▸ **AIM**:
Extract the records in full, leaving every picture out.

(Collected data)
================================

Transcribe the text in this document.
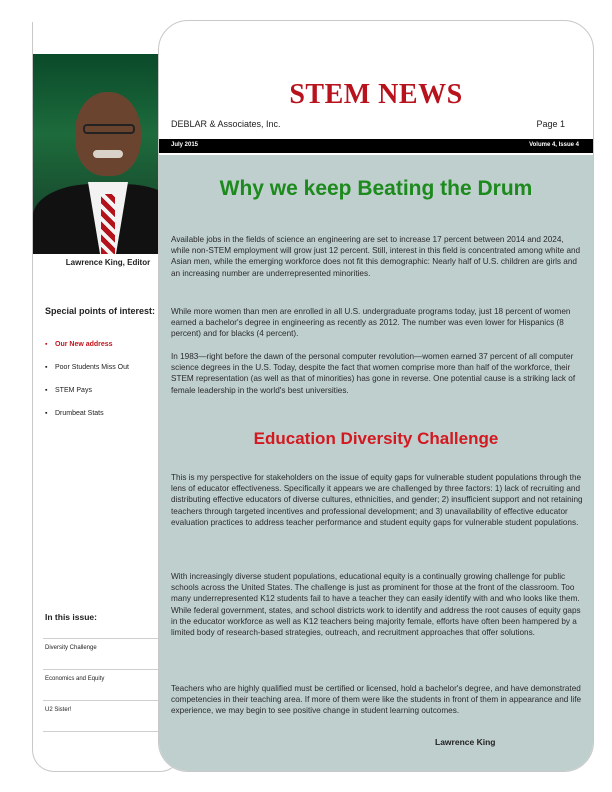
Lawrence King, Editor
Special points of interest:
▪ Our New address
▪ Poor Students Miss Out
▪ STEM Pays
▪ Drumbeat Stats
In this issue:
Diversity Challenge
Economics and Equity
U2 Sister!
STEM NEWS
DEBLAR & Associates, Inc.	Page 1
July 2015	Volume 4, Issue 4
Why we keep Beating the Drum

Available jobs in the fields of science an engineering are set to increase 17 percent between 2014 and 2024, while non-STEM employment will grow just 12 percent. Still, interest in this field is concentrated among white and Asian men, while the emerging workforce does not fit this demographic: Nearly half of U.S. children are girls and an increasing number are underrepresented minorities.

While more women than men are enrolled in all U.S. undergraduate programs today, just 18 percent of women earned a bachelor's degree in engineering as recently as 2012. The number was even lower for Hispanics (8 percent) and for blacks (4 percent).

In 1983—right before the dawn of the personal computer revolution—women earned 37 percent of all computer science degrees in the U.S. Today, despite the fact that women comprise more than half of the workforce, their STEM representation (as well as that of minorities) has gone in reverse. One potential cause is a striking lack of female leadership in the world's best universities.

Education Diversity Challenge

This is my perspective for stakeholders on the issue of equity gaps for vulnerable student populations through the lens of educator effectiveness. Specifically it appears we are challenged by three factors: 1) lack of recruiting and distributing effective educators of diverse cultures, ethnicities, and gender; 2) insufficient support and not retaining teachers through targeted incentives and professional development; and 3) unavailability of effective educator evaluation practices to address teacher performance and student equity gaps for vulnerable student populations.

With increasingly diverse student populations, educational equity is a continually growing challenge for public schools across the United States. The challenge is just as prominent for those at the front of the classroom. Too many underrepresented K12 students fail to have a teacher they can easily identify with and who looks like them. While federal government, states, and school districts work to identify and address the root causes of equity gaps in the educator workforce as well as K12 teachers being majority female, efforts have often been hampered by a limited body of research-based strategies, outreach, and recruitment approaches that offer solutions.

Teachers who are highly qualified must be certified or licensed, hold a bachelor's degree, and have demonstrated competencies in their teaching area. If more of them were like the students in front of them in appearance and life experience, we may begin to see positive change in student learning outcomes.

Lawrence King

================================

▸ **OUTPUT BELOW**:
Transcribe the text in this document.
Lawrence King, Editor
Special points of interest:
▪ Our New address
▪ Poor Students Miss Out
▪ STEM Pays
▪ Drumbeat Stats
In this issue:
Diversity Challenge
Economics and Equity
U2 Sister!
STEM NEWS
DEBLAR & Associates, Inc.	Page 1
July 2015	Volume 4, Issue 4
Why we keep Beating the Drum

Available jobs in the fields of science an engineering are set to increase 17 percent between 2014 and 2024, while non-STEM employment will grow just 12 percent. Still, interest in this field is concentrated among white and Asian men, while the emerging workforce does not fit this demographic: Nearly half of U.S. children are girls and an increasing number are underrepresented minorities.

While more women than men are enrolled in all U.S. undergraduate programs today, just 18 percent of women earned a bachelor's degree in engineering as recently as 2012. The number was even lower for Hispanics (8 percent) and for blacks (4 percent).

In 1983—right before the dawn of the personal computer revolution—women earned 37 percent of all computer science degrees in the U.S. Today, despite the fact that women comprise more than half of the workforce, their STEM representation (as well as that of minorities) has gone in reverse. One potential cause is a striking lack of female leadership in the world's best universities.

Education Diversity Challenge

This is my perspective for stakeholders on the issue of equity gaps for vulnerable student populations through the lens of educator effectiveness. Specifically it appears we are challenged by three factors: 1) lack of recruiting and distributing effective educators of diverse cultures, ethnicities, and gender; 2) insufficient support and not retaining teachers through targeted incentives and professional development; and 3) unavailability of effective educator evaluation practices to address teacher performance and student equity gaps for vulnerable student populations.

With increasingly diverse student populations, educational equity is a continually growing challenge for public schools across the United States. The challenge is just as prominent for those at the front of the classroom. Too many underrepresented K12 students fail to have a teacher they can easily identify with and who looks like them. While federal government, states, and school districts work to identify and address the root causes of equity gaps in the educator workforce as well as K12 teachers being majority female, efforts have often been hampered by a limited body of research-based strategies, outreach, and recruitment approaches that offer solutions.

Teachers who are highly qualified must be certified or licensed, hold a bachelor's degree, and have demonstrated competencies in their teaching area. If more of them were like the students in front of them in appearance and life experience, we may begin to see positive change in student learning outcomes.

Lawrence King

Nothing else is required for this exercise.